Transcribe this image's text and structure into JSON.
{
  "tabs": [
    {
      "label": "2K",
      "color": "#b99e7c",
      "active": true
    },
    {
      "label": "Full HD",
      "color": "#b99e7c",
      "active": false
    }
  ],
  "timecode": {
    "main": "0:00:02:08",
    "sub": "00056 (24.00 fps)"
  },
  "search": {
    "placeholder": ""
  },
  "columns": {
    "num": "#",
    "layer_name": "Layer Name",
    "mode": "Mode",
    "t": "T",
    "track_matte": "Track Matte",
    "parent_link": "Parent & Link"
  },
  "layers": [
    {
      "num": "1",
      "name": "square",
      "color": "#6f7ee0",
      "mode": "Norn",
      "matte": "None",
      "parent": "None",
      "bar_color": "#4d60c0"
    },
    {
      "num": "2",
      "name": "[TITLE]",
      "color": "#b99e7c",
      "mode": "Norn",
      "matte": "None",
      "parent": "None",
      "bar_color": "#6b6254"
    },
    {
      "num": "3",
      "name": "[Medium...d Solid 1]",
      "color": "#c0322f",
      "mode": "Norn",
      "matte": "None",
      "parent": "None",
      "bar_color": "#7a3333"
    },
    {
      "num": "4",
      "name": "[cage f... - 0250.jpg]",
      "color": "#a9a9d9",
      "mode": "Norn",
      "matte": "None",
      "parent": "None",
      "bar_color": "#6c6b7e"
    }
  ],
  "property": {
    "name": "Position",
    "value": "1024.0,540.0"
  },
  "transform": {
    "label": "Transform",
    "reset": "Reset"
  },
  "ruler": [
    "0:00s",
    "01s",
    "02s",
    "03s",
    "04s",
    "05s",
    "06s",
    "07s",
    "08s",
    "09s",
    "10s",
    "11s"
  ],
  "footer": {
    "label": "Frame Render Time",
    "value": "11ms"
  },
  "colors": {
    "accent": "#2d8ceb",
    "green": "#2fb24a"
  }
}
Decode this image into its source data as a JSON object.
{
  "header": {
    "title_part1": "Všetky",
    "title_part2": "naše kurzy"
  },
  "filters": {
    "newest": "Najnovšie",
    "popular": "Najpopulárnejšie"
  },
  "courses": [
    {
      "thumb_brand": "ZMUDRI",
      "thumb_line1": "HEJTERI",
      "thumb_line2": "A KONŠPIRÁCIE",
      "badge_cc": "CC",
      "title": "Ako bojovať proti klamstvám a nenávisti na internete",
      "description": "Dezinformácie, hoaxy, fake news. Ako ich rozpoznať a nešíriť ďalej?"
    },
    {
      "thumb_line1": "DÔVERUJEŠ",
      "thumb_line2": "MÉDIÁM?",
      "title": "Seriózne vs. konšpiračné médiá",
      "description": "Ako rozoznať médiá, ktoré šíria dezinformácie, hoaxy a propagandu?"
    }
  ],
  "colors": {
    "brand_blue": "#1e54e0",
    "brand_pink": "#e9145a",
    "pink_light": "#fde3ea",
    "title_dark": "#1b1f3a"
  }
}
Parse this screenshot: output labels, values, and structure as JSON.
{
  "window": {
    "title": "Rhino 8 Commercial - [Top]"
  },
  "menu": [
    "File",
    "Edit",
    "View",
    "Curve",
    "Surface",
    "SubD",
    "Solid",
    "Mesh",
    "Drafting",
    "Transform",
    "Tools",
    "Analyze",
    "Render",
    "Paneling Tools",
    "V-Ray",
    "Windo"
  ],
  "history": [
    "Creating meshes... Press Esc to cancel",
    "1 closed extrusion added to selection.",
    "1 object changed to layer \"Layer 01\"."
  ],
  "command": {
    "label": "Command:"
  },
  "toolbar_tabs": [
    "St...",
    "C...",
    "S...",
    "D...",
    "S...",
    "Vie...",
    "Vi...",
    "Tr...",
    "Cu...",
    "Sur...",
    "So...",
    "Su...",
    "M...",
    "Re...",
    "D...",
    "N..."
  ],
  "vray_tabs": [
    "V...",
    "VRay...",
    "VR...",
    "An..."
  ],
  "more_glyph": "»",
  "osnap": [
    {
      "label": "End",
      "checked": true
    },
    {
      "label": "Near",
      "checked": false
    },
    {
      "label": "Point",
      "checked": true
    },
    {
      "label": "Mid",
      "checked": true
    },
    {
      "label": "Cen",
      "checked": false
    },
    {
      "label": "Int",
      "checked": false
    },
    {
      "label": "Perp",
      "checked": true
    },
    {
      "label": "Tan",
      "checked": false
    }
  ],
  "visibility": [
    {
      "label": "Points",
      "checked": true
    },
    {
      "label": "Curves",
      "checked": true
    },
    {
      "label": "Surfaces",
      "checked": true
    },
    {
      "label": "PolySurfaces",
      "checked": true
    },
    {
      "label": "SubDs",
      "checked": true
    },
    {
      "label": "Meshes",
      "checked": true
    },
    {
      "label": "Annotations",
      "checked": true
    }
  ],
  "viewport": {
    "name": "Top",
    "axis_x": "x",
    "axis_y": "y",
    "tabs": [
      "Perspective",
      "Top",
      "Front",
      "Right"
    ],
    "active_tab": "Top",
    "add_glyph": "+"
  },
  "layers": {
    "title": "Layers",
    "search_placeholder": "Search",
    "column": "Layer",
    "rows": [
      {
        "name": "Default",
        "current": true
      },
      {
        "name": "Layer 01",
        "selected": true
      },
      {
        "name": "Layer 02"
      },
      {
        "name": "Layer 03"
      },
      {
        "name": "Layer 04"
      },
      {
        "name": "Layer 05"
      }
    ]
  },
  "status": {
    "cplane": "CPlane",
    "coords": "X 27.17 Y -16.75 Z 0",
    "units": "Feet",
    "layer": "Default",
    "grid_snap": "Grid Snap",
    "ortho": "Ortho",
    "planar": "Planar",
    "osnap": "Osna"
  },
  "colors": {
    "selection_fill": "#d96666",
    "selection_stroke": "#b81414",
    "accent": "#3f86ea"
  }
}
===
*Required work*. Take the listing above and write it out again exactly.

*The reply*.
Transcribe this image's text and structure into JSON.
{
  "tabs": [
    {
      "label": "2K",
      "color": "#b99e7c",
      "active": true
    },
    {
      "label": "Full HD",
      "color": "#b99e7c",
      "active": false
    }
  ],
  "timecode": {
    "main": "0:00:02:08",
    "sub": "00056 (24.00 fps)"
  },
  "search": {
    "placeholder": ""
  },
  "columns": {
    "num": "#",
    "layer_name": "Layer Name",
    "mode": "Mode",
    "t": "T",
    "track_matte": "Track Matte",
    "parent_link": "Parent & Link"
  },
  "layers": [
    {
      "num": "1",
      "name": "square",
      "color": "#6f7ee0",
      "mode": "Norn",
      "matte": "None",
      "parent": "None",
      "bar_color": "#4d60c0"
    },
    {
      "num": "2",
      "name": "[TITLE]",
      "color": "#b99e7c",
      "mode": "Norn",
      "matte": "None",
      "parent": "None",
      "bar_color": "#6b6254"
    },
    {
      "num": "3",
      "name": "[Medium...d Solid 1]",
      "color": "#c0322f",
      "mode": "Norn",
      "matte": "None",
      "parent": "None",
      "bar_color": "#7a3333"
    },
    {
      "num": "4",
      "name": "[cage f... - 0250.jpg]",
      "color": "#a9a9d9",
      "mode": "Norn",
      "matte": "None",
      "parent": "None",
      "bar_color": "#6c6b7e"
    }
  ],
  "property": {
    "name": "Position",
    "value": "1024.0,540.0"
  },
  "transform": {
    "label": "Transform",
    "reset": "Reset"
  },
  "ruler": [
    "0:00s",
    "01s",
    "02s",
    "03s",
    "04s",
    "05s",
    "06s",
    "07s",
    "08s",
    "09s",
    "10s",
    "11s"
  ],
  "footer": {
    "label": "Frame Render Time",
    "value": "11ms"
  },
  "colors": {
    "accent": "#2d8ceb",
    "green": "#2fb24a"
  }
}
Decode this image into its source data as a JSON object.
{
  "header": {
    "title_part1": "Všetky",
    "title_part2": "naše kurzy"
  },
  "filters": {
    "newest": "Najnovšie",
    "popular": "Najpopulárnejšie"
  },
  "courses": [
    {
      "thumb_brand": "ZMUDRI",
      "thumb_line1": "HEJTERI",
      "thumb_line2": "A KONŠPIRÁCIE",
      "badge_cc": "CC",
      "title": "Ako bojovať proti klamstvám a nenávisti na internete",
      "description": "Dezinformácie, hoaxy, fake news. Ako ich rozpoznať a nešíriť ďalej?"
    },
    {
      "thumb_line1": "DÔVERUJEŠ",
      "thumb_line2": "MÉDIÁM?",
      "title": "Seriózne vs. konšpiračné médiá",
      "description": "Ako rozoznať médiá, ktoré šíria dezinformácie, hoaxy a propagandu?"
    }
  ],
  "colors": {
    "brand_blue": "#1e54e0",
    "brand_pink": "#e9145a",
    "pink_light": "#fde3ea",
    "title_dark": "#1b1f3a"
  }
}
Parse this screenshot: output labels, values, and structure as JSON.
{
  "window": {
    "title": "Rhino 8 Commercial - [Top]"
  },
  "menu": [
    "File",
    "Edit",
    "View",
    "Curve",
    "Surface",
    "SubD",
    "Solid",
    "Mesh",
    "Drafting",
    "Transform",
    "Tools",
    "Analyze",
    "Render",
    "Paneling Tools",
    "V-Ray",
    "Windo"
  ],
  "history": [
    "Creating meshes... Press Esc to cancel",
    "1 closed extrusion added to selection.",
    "1 object changed to layer \"Layer 01\"."
  ],
  "command": {
    "label": "Command:"
  },
  "toolbar_tabs": [
    "St...",
    "C...",
    "S...",
    "D...",
    "S...",
    "Vie...",
    "Vi...",
    "Tr...",
    "Cu...",
    "Sur...",
    "So...",
    "Su...",
    "M...",
    "Re...",
    "D...",
    "N..."
  ],
  "vray_tabs": [
    "V...",
    "VRay...",
    "VR...",
    "An..."
  ],
  "more_glyph": "»",
  "osnap": [
    {
      "label": "End",
      "checked": true
    },
    {
      "label": "Near",
      "checked": false
    },
    {
      "label": "Point",
      "checked": true
    },
    {
      "label": "Mid",
      "checked": true
    },
    {
      "label": "Cen",
      "checked": false
    },
    {
      "label": "Int",
      "checked": false
    },
    {
      "label": "Perp",
      "checked": true
    },
    {
      "label": "Tan",
      "checked": false
    }
  ],
  "visibility": [
    {
      "label": "Points",
      "checked": true
    },
    {
      "label": "Curves",
      "checked": true
    },
    {
      "label": "Surfaces",
      "checked": true
    },
    {
      "label": "PolySurfaces",
      "checked": true
    },
    {
      "label": "SubDs",
      "checked": true
    },
    {
      "label": "Meshes",
      "checked": true
    },
    {
      "label": "Annotations",
      "checked": true
    }
  ],
  "viewport": {
    "name": "Top",
    "axis_x": "x",
    "axis_y": "y",
    "tabs": [
      "Perspective",
      "Top",
      "Front",
      "Right"
    ],
    "active_tab": "Top",
    "add_glyph": "+"
  },
  "layers": {
    "title": "Layers",
    "search_placeholder": "Search",
    "column": "Layer",
    "rows": [
      {
        "name": "Default",
        "current": true
      },
      {
        "name": "Layer 01",
        "selected": true
      },
      {
        "name": "Layer 02"
      },
      {
        "name": "Layer 03"
      },
      {
        "name": "Layer 04"
      },
      {
        "name": "Layer 05"
      }
    ]
  },
  "status": {
    "cplane": "CPlane",
    "coords": "X 27.17 Y -16.75 Z 0",
    "units": "Feet",
    "layer": "Default",
    "grid_snap": "Grid Snap",
    "ortho": "Ortho",
    "planar": "Planar",
    "osnap": "Osna"
  },
  "colors": {
    "selection_fill": "#d96666",
    "selection_stroke": "#b81414",
    "accent": "#3f86ea"
  }
}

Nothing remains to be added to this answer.